WHAT TO DO: Give back the full material, exactly as it reads.

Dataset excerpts

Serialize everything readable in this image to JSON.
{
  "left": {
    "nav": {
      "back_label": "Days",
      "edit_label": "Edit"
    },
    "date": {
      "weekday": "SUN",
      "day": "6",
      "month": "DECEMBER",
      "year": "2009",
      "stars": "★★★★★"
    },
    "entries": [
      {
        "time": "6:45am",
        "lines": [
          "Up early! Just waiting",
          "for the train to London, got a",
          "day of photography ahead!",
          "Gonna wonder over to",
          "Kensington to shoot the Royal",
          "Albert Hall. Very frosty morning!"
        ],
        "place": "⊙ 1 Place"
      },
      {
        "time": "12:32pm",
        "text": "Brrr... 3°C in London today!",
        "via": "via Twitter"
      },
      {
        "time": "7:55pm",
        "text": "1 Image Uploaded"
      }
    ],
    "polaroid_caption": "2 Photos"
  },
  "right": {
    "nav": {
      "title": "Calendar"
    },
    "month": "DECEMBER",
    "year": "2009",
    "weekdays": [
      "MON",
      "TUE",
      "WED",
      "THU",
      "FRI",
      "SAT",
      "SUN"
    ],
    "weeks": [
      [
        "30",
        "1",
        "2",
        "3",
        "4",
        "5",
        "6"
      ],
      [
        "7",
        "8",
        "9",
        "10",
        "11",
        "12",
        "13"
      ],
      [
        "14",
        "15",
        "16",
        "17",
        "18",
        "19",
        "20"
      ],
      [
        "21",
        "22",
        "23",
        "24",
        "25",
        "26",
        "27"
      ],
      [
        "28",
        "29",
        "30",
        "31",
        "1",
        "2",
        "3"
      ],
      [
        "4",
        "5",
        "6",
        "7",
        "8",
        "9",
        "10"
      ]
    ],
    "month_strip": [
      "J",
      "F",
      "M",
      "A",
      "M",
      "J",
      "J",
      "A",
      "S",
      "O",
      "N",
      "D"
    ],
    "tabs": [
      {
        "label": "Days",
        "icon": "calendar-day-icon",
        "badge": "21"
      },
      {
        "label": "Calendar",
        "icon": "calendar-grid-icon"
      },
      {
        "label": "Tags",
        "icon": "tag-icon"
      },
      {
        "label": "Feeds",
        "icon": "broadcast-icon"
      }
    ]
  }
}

PROBLEM SOLUTION:
Serialize everything readable in this image to JSON.
{
  "left": {
    "nav": {
      "back_label": "Days",
      "edit_label": "Edit"
    },
    "date": {
      "weekday": "SUN",
      "day": "6",
      "month": "DECEMBER",
      "year": "2009",
      "stars": "★★★★★"
    },
    "entries": [
      {
        "time": "6:45am",
        "lines": [
          "Up early! Just waiting",
          "for the train to London, got a",
          "day of photography ahead!",
          "Gonna wonder over to",
          "Kensington to shoot the Royal",
          "Albert Hall. Very frosty morning!"
        ],
        "place": "⊙ 1 Place"
      },
      {
        "time": "12:32pm",
        "text": "Brrr... 3°C in London today!",
        "via": "via Twitter"
      },
      {
        "time": "7:55pm",
        "text": "1 Image Uploaded"
      }
    ],
    "polaroid_caption": "2 Photos"
  },
  "right": {
    "nav": {
      "title": "Calendar"
    },
    "month": "DECEMBER",
    "year": "2009",
    "weekdays": [
      "MON",
      "TUE",
      "WED",
      "THU",
      "FRI",
      "SAT",
      "SUN"
    ],
    "weeks": [
      [
        "30",
        "1",
        "2",
        "3",
        "4",
        "5",
        "6"
      ],
      [
        "7",
        "8",
        "9",
        "10",
        "11",
        "12",
        "13"
      ],
      [
        "14",
        "15",
        "16",
        "17",
        "18",
        "19",
        "20"
      ],
      [
        "21",
        "22",
        "23",
        "24",
        "25",
        "26",
        "27"
      ],
      [
        "28",
        "29",
        "30",
        "31",
        "1",
        "2",
        "3"
      ],
      [
        "4",
        "5",
        "6",
        "7",
        "8",
        "9",
        "10"
      ]
    ],
    "month_strip": [
      "J",
      "F",
      "M",
      "A",
      "M",
      "J",
      "J",
      "A",
      "S",
      "O",
      "N",
      "D"
    ],
    "tabs": [
      {
        "label": "Days",
        "icon": "calendar-day-icon",
        "badge": "21"
      },
      {
        "label": "Calendar",
        "icon": "calendar-grid-icon"
      },
      {
        "label": "Tags",
        "icon": "tag-icon"
      },
      {
        "label": "Feeds",
        "icon": "broadcast-icon"
      }
    ]
  }
}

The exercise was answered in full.